- **Short exercise**: Exactly as they appear, output all of the entries.

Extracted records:
»»
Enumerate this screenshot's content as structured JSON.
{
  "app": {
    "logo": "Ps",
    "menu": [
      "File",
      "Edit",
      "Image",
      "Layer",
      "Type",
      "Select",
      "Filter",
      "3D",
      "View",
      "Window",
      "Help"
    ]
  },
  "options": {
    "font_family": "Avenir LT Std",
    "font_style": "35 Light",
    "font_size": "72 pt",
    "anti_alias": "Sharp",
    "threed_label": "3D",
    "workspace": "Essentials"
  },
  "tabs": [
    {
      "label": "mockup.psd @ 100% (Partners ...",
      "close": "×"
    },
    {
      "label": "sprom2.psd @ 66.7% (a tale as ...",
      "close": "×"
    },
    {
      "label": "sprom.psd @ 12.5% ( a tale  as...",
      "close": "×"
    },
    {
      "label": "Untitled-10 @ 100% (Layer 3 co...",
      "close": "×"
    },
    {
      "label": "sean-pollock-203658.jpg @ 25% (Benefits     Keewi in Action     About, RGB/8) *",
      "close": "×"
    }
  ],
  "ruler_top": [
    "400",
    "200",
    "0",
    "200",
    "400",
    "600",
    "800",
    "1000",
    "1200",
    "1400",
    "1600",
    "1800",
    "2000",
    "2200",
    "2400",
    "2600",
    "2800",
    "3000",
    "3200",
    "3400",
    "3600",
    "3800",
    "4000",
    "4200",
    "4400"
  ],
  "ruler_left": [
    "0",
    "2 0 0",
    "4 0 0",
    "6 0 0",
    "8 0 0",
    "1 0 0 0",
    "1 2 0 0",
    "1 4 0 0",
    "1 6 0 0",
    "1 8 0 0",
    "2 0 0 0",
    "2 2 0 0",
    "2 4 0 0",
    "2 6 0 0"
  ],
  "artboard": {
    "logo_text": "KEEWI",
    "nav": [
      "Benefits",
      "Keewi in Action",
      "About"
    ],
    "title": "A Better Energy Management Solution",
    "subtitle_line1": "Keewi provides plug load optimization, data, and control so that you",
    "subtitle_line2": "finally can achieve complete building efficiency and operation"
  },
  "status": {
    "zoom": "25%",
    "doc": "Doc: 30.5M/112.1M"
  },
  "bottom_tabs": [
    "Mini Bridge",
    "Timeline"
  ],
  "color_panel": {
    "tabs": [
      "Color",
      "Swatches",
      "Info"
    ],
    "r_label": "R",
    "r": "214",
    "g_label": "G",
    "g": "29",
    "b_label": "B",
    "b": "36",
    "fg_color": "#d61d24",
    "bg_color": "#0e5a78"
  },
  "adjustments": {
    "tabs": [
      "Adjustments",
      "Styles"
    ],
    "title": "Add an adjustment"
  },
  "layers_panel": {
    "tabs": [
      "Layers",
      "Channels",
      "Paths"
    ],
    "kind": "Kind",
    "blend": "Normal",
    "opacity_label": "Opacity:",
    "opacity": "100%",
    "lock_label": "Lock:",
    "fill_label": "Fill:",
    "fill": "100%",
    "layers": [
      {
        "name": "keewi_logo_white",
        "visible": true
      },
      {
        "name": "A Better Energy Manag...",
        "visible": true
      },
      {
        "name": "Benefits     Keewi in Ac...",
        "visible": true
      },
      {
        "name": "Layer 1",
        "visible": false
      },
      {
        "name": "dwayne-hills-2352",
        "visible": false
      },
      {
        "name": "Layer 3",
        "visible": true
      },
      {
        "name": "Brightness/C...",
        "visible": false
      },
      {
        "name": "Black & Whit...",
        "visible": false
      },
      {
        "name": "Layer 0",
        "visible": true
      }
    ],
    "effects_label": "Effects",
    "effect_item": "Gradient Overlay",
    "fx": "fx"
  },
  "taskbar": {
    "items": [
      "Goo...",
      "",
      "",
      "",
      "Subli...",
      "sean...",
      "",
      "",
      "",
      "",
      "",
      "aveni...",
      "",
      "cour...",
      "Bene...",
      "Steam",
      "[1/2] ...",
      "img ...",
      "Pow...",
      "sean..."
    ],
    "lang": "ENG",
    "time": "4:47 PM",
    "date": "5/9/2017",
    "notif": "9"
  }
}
««
- **Written response**:
Enumerate this screenshot's content as structured JSON.
{
  "app": {
    "logo": "Ps",
    "menu": [
      "File",
      "Edit",
      "Image",
      "Layer",
      "Type",
      "Select",
      "Filter",
      "3D",
      "View",
      "Window",
      "Help"
    ]
  },
  "options": {
    "font_family": "Avenir LT Std",
    "font_style": "35 Light",
    "font_size": "72 pt",
    "anti_alias": "Sharp",
    "threed_label": "3D",
    "workspace": "Essentials"
  },
  "tabs": [
    {
      "label": "mockup.psd @ 100% (Partners ...",
      "close": "×"
    },
    {
      "label": "sprom2.psd @ 66.7% (a tale as ...",
      "close": "×"
    },
    {
      "label": "sprom.psd @ 12.5% ( a tale  as...",
      "close": "×"
    },
    {
      "label": "Untitled-10 @ 100% (Layer 3 co...",
      "close": "×"
    },
    {
      "label": "sean-pollock-203658.jpg @ 25% (Benefits     Keewi in Action     About, RGB/8) *",
      "close": "×"
    }
  ],
  "ruler_top": [
    "400",
    "200",
    "0",
    "200",
    "400",
    "600",
    "800",
    "1000",
    "1200",
    "1400",
    "1600",
    "1800",
    "2000",
    "2200",
    "2400",
    "2600",
    "2800",
    "3000",
    "3200",
    "3400",
    "3600",
    "3800",
    "4000",
    "4200",
    "4400"
  ],
  "ruler_left": [
    "0",
    "2 0 0",
    "4 0 0",
    "6 0 0",
    "8 0 0",
    "1 0 0 0",
    "1 2 0 0",
    "1 4 0 0",
    "1 6 0 0",
    "1 8 0 0",
    "2 0 0 0",
    "2 2 0 0",
    "2 4 0 0",
    "2 6 0 0"
  ],
  "artboard": {
    "logo_text": "KEEWI",
    "nav": [
      "Benefits",
      "Keewi in Action",
      "About"
    ],
    "title": "A Better Energy Management Solution",
    "subtitle_line1": "Keewi provides plug load optimization, data, and control so that you",
    "subtitle_line2": "finally can achieve complete building efficiency and operation"
  },
  "status": {
    "zoom": "25%",
    "doc": "Doc: 30.5M/112.1M"
  },
  "bottom_tabs": [
    "Mini Bridge",
    "Timeline"
  ],
  "color_panel": {
    "tabs": [
      "Color",
      "Swatches",
      "Info"
    ],
    "r_label": "R",
    "r": "214",
    "g_label": "G",
    "g": "29",
    "b_label": "B",
    "b": "36",
    "fg_color": "#d61d24",
    "bg_color": "#0e5a78"
  },
  "adjustments": {
    "tabs": [
      "Adjustments",
      "Styles"
    ],
    "title": "Add an adjustment"
  },
  "layers_panel": {
    "tabs": [
      "Layers",
      "Channels",
      "Paths"
    ],
    "kind": "Kind",
    "blend": "Normal",
    "opacity_label": "Opacity:",
    "opacity": "100%",
    "lock_label": "Lock:",
    "fill_label": "Fill:",
    "fill": "100%",
    "layers": [
      {
        "name": "keewi_logo_white",
        "visible": true
      },
      {
        "name": "A Better Energy Manag...",
        "visible": true
      },
      {
        "name": "Benefits     Keewi in Ac...",
        "visible": true
      },
      {
        "name": "Layer 1",
        "visible": false
      },
      {
        "name": "dwayne-hills-2352",
        "visible": false
      },
      {
        "name": "Layer 3",
        "visible": true
      },
      {
        "name": "Brightness/C...",
        "visible": false
      },
      {
        "name": "Black & Whit...",
        "visible": false
      },
      {
        "name": "Layer 0",
        "visible": true
      }
    ],
    "effects_label": "Effects",
    "effect_item": "Gradient Overlay",
    "fx": "fx"
  },
  "taskbar": {
    "items": [
      "Goo...",
      "",
      "",
      "",
      "Subli...",
      "sean...",
      "",
      "",
      "",
      "",
      "",
      "aveni...",
      "",
      "cour...",
      "Bene...",
      "Steam",
      "[1/2] ...",
      "img ...",
      "Pow...",
      "sean..."
    ],
    "lang": "ENG",
    "time": "4:47 PM",
    "date": "5/9/2017",
    "notif": "9"
  }
}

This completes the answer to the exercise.